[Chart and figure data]
------------------------------------
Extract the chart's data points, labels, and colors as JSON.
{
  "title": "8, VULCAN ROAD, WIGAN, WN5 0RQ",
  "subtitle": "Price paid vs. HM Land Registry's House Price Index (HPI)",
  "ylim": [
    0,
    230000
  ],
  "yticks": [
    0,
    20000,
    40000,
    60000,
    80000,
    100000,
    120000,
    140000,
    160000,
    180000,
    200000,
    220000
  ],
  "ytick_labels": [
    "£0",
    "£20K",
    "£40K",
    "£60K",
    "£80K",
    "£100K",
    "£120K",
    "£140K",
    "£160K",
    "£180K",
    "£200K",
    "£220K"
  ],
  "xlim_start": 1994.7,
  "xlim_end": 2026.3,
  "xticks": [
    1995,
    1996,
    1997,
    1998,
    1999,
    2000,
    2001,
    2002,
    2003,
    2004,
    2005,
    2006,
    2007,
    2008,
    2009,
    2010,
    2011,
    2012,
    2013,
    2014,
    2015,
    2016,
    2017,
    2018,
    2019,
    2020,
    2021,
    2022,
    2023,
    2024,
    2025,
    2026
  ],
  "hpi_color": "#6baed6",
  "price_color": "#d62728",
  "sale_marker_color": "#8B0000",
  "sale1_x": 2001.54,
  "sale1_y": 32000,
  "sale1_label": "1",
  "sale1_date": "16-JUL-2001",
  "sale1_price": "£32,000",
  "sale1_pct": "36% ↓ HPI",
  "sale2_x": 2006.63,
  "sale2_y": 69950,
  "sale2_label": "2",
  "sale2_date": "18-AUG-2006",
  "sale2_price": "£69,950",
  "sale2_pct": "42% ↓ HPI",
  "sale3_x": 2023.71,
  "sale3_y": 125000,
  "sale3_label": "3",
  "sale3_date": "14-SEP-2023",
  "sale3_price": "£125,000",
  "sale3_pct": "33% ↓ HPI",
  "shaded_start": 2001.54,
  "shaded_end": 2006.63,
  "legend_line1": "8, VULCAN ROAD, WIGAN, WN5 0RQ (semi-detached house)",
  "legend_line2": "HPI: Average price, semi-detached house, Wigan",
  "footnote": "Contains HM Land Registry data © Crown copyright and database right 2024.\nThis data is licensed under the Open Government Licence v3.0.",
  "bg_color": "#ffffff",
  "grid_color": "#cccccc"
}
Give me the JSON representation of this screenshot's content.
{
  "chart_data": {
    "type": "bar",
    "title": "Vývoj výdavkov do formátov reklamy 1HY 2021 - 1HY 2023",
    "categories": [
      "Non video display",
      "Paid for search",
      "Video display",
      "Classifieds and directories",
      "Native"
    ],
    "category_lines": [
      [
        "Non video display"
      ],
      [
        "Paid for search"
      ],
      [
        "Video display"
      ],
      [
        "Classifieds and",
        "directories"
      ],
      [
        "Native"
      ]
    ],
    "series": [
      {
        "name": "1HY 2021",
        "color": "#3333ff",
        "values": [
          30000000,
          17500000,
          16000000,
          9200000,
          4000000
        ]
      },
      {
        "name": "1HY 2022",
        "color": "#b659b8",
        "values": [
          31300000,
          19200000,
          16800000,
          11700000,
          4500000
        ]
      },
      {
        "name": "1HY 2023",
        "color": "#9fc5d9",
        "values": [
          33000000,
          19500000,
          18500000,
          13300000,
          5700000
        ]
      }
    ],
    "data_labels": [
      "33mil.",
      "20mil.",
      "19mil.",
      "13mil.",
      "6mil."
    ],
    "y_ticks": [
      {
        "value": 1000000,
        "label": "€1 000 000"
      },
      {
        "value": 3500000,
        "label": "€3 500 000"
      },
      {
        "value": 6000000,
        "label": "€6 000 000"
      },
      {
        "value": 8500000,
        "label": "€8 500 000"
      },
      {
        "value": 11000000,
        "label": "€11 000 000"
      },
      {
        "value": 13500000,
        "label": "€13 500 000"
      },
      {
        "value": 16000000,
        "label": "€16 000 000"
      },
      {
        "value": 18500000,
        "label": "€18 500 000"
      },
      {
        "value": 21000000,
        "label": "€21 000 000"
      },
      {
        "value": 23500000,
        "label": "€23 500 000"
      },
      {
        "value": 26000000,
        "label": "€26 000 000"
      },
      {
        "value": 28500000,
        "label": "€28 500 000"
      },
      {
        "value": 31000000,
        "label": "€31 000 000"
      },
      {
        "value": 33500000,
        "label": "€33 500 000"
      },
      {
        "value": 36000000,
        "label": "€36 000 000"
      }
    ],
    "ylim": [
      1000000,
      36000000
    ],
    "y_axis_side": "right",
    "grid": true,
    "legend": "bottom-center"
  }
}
------------------------------------
● **Request**
Each record must be repeated exactly as it is.

● **Exercise output**
Extract the chart's data points, labels, and colors as JSON.
{
  "title": "8, VULCAN ROAD, WIGAN, WN5 0RQ",
  "subtitle": "Price paid vs. HM Land Registry's House Price Index (HPI)",
  "ylim": [
    0,
    230000
  ],
  "yticks": [
    0,
    20000,
    40000,
    60000,
    80000,
    100000,
    120000,
    140000,
    160000,
    180000,
    200000,
    220000
  ],
  "ytick_labels": [
    "£0",
    "£20K",
    "£40K",
    "£60K",
    "£80K",
    "£100K",
    "£120K",
    "£140K",
    "£160K",
    "£180K",
    "£200K",
    "£220K"
  ],
  "xlim_start": 1994.7,
  "xlim_end": 2026.3,
  "xticks": [
    1995,
    1996,
    1997,
    1998,
    1999,
    2000,
    2001,
    2002,
    2003,
    2004,
    2005,
    2006,
    2007,
    2008,
    2009,
    2010,
    2011,
    2012,
    2013,
    2014,
    2015,
    2016,
    2017,
    2018,
    2019,
    2020,
    2021,
    2022,
    2023,
    2024,
    2025,
    2026
  ],
  "hpi_color": "#6baed6",
  "price_color": "#d62728",
  "sale_marker_color": "#8B0000",
  "sale1_x": 2001.54,
  "sale1_y": 32000,
  "sale1_label": "1",
  "sale1_date": "16-JUL-2001",
  "sale1_price": "£32,000",
  "sale1_pct": "36% ↓ HPI",
  "sale2_x": 2006.63,
  "sale2_y": 69950,
  "sale2_label": "2",
  "sale2_date": "18-AUG-2006",
  "sale2_price": "£69,950",
  "sale2_pct": "42% ↓ HPI",
  "sale3_x": 2023.71,
  "sale3_y": 125000,
  "sale3_label": "3",
  "sale3_date": "14-SEP-2023",
  "sale3_price": "£125,000",
  "sale3_pct": "33% ↓ HPI",
  "shaded_start": 2001.54,
  "shaded_end": 2006.63,
  "legend_line1": "8, VULCAN ROAD, WIGAN, WN5 0RQ (semi-detached house)",
  "legend_line2": "HPI: Average price, semi-detached house, Wigan",
  "footnote": "Contains HM Land Registry data © Crown copyright and database right 2024.\nThis data is licensed under the Open Government Licence v3.0.",
  "bg_color": "#ffffff",
  "grid_color": "#cccccc"
}
Give me the JSON representation of this screenshot's content.
{
  "chart_data": {
    "type": "bar",
    "title": "Vývoj výdavkov do formátov reklamy 1HY 2021 - 1HY 2023",
    "categories": [
      "Non video display",
      "Paid for search",
      "Video display",
      "Classifieds and directories",
      "Native"
    ],
    "category_lines": [
      [
        "Non video display"
      ],
      [
        "Paid for search"
      ],
      [
        "Video display"
      ],
      [
        "Classifieds and",
        "directories"
      ],
      [
        "Native"
      ]
    ],
    "series": [
      {
        "name": "1HY 2021",
        "color": "#3333ff",
        "values": [
          30000000,
          17500000,
          16000000,
          9200000,
          4000000
        ]
      },
      {
        "name": "1HY 2022",
        "color": "#b659b8",
        "values": [
          31300000,
          19200000,
          16800000,
          11700000,
          4500000
        ]
      },
      {
        "name": "1HY 2023",
        "color": "#9fc5d9",
        "values": [
          33000000,
          19500000,
          18500000,
          13300000,
          5700000
        ]
      }
    ],
    "data_labels": [
      "33mil.",
      "20mil.",
      "19mil.",
      "13mil.",
      "6mil."
    ],
    "y_ticks": [
      {
        "value": 1000000,
        "label": "€1 000 000"
      },
      {
        "value": 3500000,
        "label": "€3 500 000"
      },
      {
        "value": 6000000,
        "label": "€6 000 000"
      },
      {
        "value": 8500000,
        "label": "€8 500 000"
      },
      {
        "value": 11000000,
        "label": "€11 000 000"
      },
      {
        "value": 13500000,
        "label": "€13 500 000"
      },
      {
        "value": 16000000,
        "label": "€16 000 000"
      },
      {
        "value": 18500000,
        "label": "€18 500 000"
      },
      {
        "value": 21000000,
        "label": "€21 000 000"
      },
      {
        "value": 23500000,
        "label": "€23 500 000"
      },
      {
        "value": 26000000,
        "label": "€26 000 000"
      },
      {
        "value": 28500000,
        "label": "€28 500 000"
      },
      {
        "value": 31000000,
        "label": "€31 000 000"
      },
      {
        "value": 33500000,
        "label": "€33 500 000"
      },
      {
        "value": 36000000,
        "label": "€36 000 000"
      }
    ],
    "ylim": [
      1000000,
      36000000
    ],
    "y_axis_side": "right",
    "grid": true,
    "legend": "bottom-center"
  }
}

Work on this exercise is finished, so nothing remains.